**What to do**
Write out the listing below exactly, and omit any images you find in it.

**Provided material**
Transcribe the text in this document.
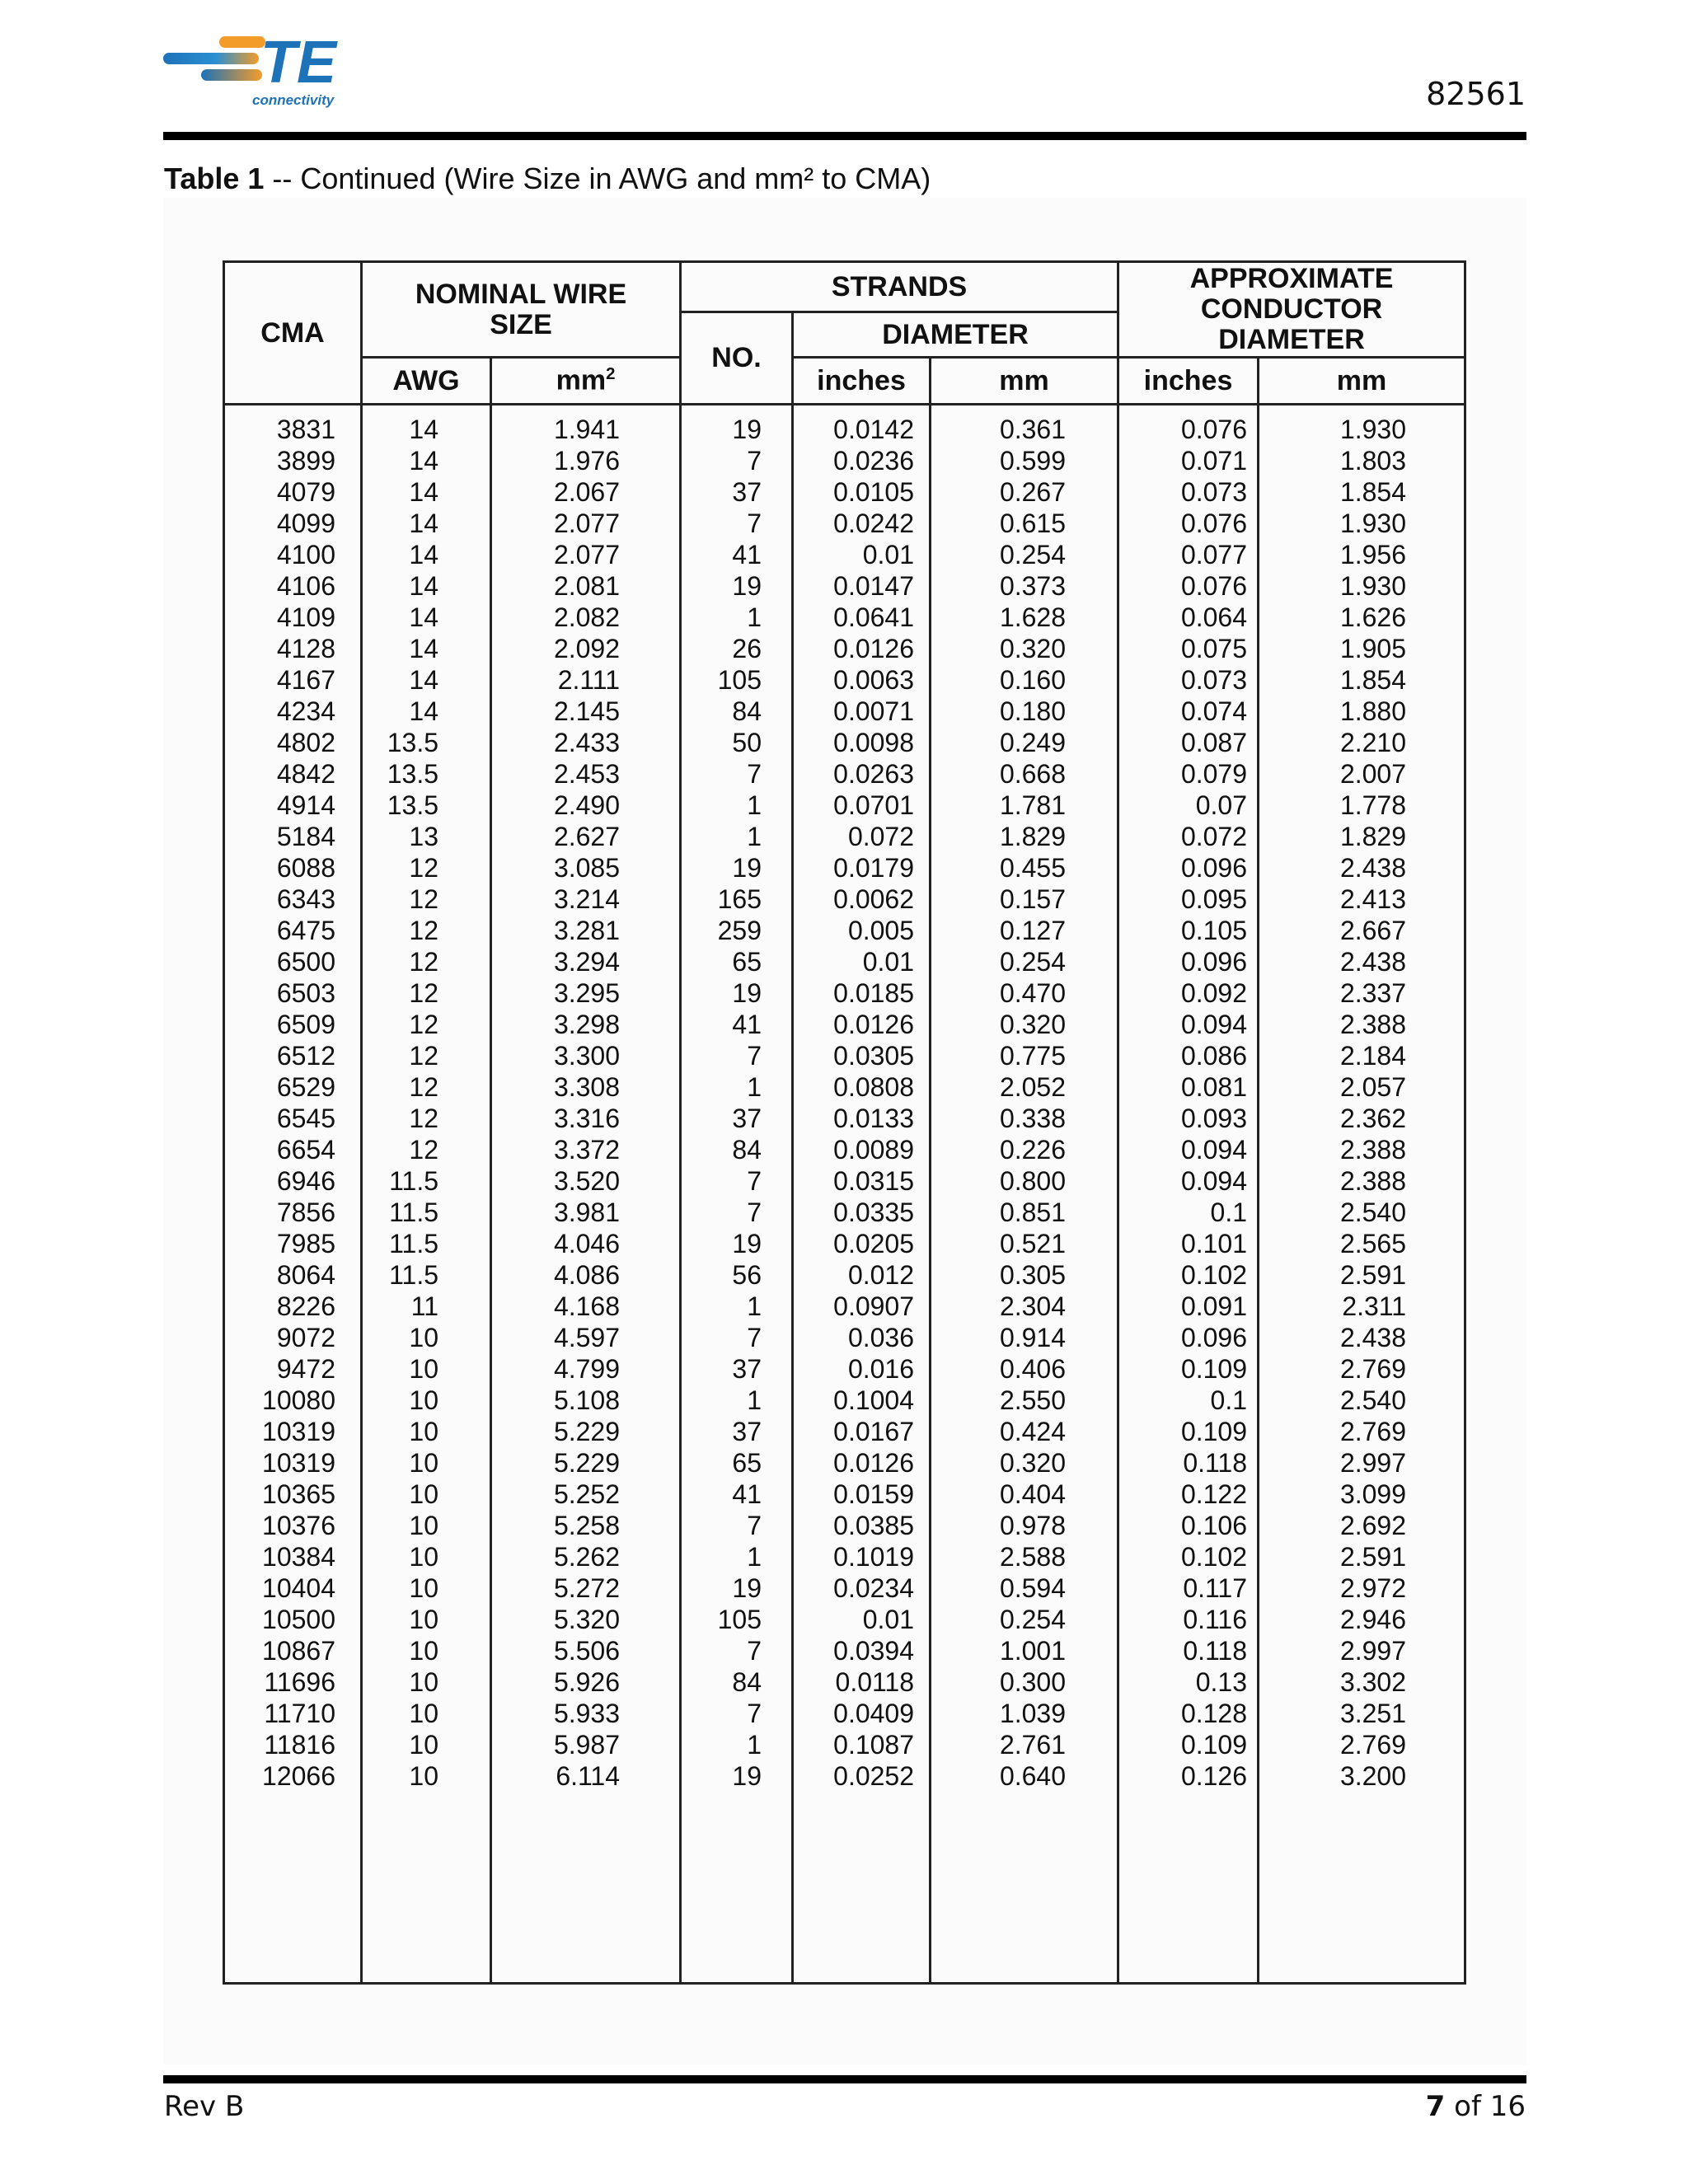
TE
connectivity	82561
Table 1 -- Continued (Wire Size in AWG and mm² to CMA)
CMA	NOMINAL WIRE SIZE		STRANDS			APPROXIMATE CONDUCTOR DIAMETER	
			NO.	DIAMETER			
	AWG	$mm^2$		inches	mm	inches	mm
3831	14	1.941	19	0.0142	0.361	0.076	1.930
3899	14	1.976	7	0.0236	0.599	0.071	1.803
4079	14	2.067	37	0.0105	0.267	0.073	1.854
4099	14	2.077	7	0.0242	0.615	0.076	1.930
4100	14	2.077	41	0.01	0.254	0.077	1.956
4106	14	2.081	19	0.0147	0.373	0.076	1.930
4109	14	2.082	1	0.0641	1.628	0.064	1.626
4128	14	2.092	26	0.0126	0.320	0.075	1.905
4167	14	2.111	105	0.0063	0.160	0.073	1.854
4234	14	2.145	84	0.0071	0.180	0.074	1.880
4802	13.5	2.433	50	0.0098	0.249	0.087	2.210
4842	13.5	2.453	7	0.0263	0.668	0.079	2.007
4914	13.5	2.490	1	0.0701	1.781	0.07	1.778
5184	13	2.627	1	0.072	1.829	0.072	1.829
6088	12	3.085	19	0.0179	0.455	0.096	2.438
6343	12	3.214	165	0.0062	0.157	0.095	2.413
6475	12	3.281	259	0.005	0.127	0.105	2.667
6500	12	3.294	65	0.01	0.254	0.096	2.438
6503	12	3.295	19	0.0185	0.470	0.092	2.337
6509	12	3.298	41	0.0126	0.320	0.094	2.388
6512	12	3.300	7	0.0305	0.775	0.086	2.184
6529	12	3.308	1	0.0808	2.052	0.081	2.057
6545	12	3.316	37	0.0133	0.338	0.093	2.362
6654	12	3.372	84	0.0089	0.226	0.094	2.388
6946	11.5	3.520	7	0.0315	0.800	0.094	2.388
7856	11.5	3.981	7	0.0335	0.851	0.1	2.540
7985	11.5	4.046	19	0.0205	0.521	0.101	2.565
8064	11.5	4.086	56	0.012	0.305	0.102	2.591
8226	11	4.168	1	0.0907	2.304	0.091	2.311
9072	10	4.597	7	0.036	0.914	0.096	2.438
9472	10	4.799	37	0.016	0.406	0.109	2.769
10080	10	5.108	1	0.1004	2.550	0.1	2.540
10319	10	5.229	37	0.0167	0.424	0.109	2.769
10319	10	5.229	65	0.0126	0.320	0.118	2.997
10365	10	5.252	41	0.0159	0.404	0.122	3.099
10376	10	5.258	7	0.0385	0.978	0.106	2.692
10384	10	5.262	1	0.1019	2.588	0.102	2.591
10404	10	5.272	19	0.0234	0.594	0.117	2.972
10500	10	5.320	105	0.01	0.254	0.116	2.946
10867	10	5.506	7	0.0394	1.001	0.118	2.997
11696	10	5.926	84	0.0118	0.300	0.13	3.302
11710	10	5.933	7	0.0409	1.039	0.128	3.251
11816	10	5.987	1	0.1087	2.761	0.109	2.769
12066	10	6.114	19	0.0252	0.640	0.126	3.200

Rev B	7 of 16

**Answer to the exercise**
Transcribe the text in this document.
TE
connectivity	82561
Table 1 -- Continued (Wire Size in AWG and mm² to CMA)
CMA	NOMINAL WIRE SIZE		STRANDS			APPROXIMATE CONDUCTOR DIAMETER	
			NO.	DIAMETER			
	AWG	$mm^2$		inches	mm	inches	mm
3831	14	1.941	19	0.0142	0.361	0.076	1.930
3899	14	1.976	7	0.0236	0.599	0.071	1.803
4079	14	2.067	37	0.0105	0.267	0.073	1.854
4099	14	2.077	7	0.0242	0.615	0.076	1.930
4100	14	2.077	41	0.01	0.254	0.077	1.956
4106	14	2.081	19	0.0147	0.373	0.076	1.930
4109	14	2.082	1	0.0641	1.628	0.064	1.626
4128	14	2.092	26	0.0126	0.320	0.075	1.905
4167	14	2.111	105	0.0063	0.160	0.073	1.854
4234	14	2.145	84	0.0071	0.180	0.074	1.880
4802	13.5	2.433	50	0.0098	0.249	0.087	2.210
4842	13.5	2.453	7	0.0263	0.668	0.079	2.007
4914	13.5	2.490	1	0.0701	1.781	0.07	1.778
5184	13	2.627	1	0.072	1.829	0.072	1.829
6088	12	3.085	19	0.0179	0.455	0.096	2.438
6343	12	3.214	165	0.0062	0.157	0.095	2.413
6475	12	3.281	259	0.005	0.127	0.105	2.667
6500	12	3.294	65	0.01	0.254	0.096	2.438
6503	12	3.295	19	0.0185	0.470	0.092	2.337
6509	12	3.298	41	0.0126	0.320	0.094	2.388
6512	12	3.300	7	0.0305	0.775	0.086	2.184
6529	12	3.308	1	0.0808	2.052	0.081	2.057
6545	12	3.316	37	0.0133	0.338	0.093	2.362
6654	12	3.372	84	0.0089	0.226	0.094	2.388
6946	11.5	3.520	7	0.0315	0.800	0.094	2.388
7856	11.5	3.981	7	0.0335	0.851	0.1	2.540
7985	11.5	4.046	19	0.0205	0.521	0.101	2.565
8064	11.5	4.086	56	0.012	0.305	0.102	2.591
8226	11	4.168	1	0.0907	2.304	0.091	2.311
9072	10	4.597	7	0.036	0.914	0.096	2.438
9472	10	4.799	37	0.016	0.406	0.109	2.769
10080	10	5.108	1	0.1004	2.550	0.1	2.540
10319	10	5.229	37	0.0167	0.424	0.109	2.769
10319	10	5.229	65	0.0126	0.320	0.118	2.997
10365	10	5.252	41	0.0159	0.404	0.122	3.099
10376	10	5.258	7	0.0385	0.978	0.106	2.692
10384	10	5.262	1	0.1019	2.588	0.102	2.591
10404	10	5.272	19	0.0234	0.594	0.117	2.972
10500	10	5.320	105	0.01	0.254	0.116	2.946
10867	10	5.506	7	0.0394	1.001	0.118	2.997
11696	10	5.926	84	0.0118	0.300	0.13	3.302
11710	10	5.933	7	0.0409	1.039	0.128	3.251
11816	10	5.987	1	0.1087	2.761	0.109	2.769
12066	10	6.114	19	0.0252	0.640	0.126	3.200

Rev B	7 of 16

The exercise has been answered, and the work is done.